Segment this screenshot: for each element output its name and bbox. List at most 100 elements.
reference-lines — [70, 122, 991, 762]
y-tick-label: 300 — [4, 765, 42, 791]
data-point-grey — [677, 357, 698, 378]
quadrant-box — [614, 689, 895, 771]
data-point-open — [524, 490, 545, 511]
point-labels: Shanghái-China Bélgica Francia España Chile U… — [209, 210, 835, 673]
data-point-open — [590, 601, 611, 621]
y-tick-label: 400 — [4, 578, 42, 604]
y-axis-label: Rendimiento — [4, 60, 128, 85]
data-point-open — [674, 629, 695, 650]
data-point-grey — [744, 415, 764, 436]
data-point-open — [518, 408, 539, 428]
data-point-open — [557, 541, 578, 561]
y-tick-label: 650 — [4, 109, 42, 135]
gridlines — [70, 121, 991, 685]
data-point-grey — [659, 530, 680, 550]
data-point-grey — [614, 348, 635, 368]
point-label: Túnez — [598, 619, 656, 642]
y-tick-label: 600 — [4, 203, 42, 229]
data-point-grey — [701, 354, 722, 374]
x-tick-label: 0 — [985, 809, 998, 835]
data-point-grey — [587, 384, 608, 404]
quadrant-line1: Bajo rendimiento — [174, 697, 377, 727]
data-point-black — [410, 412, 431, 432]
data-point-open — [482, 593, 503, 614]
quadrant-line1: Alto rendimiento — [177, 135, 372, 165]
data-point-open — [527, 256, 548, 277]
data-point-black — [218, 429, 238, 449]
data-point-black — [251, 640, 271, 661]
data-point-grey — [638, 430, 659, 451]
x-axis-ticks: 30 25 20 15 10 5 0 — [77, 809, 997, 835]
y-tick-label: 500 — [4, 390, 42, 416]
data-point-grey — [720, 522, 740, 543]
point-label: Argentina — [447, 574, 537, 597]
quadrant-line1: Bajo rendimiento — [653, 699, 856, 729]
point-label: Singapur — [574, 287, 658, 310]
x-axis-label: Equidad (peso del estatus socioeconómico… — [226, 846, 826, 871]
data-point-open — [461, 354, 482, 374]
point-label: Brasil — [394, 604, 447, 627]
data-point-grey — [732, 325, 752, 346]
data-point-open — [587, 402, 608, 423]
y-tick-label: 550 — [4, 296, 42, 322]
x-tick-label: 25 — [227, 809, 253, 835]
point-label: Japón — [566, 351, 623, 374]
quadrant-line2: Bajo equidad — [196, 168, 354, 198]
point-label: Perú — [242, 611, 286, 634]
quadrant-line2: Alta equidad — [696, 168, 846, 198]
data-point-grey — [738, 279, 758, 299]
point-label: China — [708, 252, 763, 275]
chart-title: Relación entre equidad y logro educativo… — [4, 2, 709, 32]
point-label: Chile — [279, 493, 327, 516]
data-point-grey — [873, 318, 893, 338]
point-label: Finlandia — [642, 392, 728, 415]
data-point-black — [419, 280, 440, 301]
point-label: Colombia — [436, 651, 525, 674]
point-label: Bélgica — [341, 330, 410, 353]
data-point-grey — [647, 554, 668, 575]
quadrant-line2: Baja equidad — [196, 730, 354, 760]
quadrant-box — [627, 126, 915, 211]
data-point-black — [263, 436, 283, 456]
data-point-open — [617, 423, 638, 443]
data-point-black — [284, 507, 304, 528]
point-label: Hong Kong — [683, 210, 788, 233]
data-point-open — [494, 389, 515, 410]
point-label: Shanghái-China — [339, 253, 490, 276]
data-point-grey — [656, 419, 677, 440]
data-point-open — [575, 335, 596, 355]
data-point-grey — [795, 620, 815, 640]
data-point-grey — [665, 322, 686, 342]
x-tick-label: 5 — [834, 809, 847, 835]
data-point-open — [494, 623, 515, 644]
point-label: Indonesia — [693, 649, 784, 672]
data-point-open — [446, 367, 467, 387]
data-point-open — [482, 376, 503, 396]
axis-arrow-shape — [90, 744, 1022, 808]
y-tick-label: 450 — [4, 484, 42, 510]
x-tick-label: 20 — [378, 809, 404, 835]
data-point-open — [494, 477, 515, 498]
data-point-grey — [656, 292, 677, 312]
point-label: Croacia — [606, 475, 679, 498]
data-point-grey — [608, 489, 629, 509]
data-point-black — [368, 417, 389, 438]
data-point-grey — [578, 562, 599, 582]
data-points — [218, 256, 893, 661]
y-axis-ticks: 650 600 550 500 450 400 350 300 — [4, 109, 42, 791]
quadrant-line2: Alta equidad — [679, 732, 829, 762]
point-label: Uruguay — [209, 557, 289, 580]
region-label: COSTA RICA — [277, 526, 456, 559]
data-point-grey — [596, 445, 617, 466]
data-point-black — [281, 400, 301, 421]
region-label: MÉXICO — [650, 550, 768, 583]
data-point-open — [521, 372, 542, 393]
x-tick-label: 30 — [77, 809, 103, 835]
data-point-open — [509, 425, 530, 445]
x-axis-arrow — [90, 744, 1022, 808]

┄┄┄┄┄┄┄┄┄┄

Written exercise: Rename "data-point-open" to "data-point-hollow" in the items, beginning at the first line and stopping after the line that contains "y-tick-label: 400 — [4, 578, 42, 604]". Leave everything else in those lines unchanged.

Output below:
Segment this screenshot: for each element output its name and bbox. List at most 100 elements.
reference-lines — [70, 122, 991, 762]
y-tick-label: 300 — [4, 765, 42, 791]
data-point-grey — [677, 357, 698, 378]
quadrant-box — [614, 689, 895, 771]
data-point-hollow — [524, 490, 545, 511]
point-labels: Shanghái-China Bélgica Francia España Chile U… — [209, 210, 835, 673]
data-point-hollow — [590, 601, 611, 621]
y-tick-label: 400 — [4, 578, 42, 604]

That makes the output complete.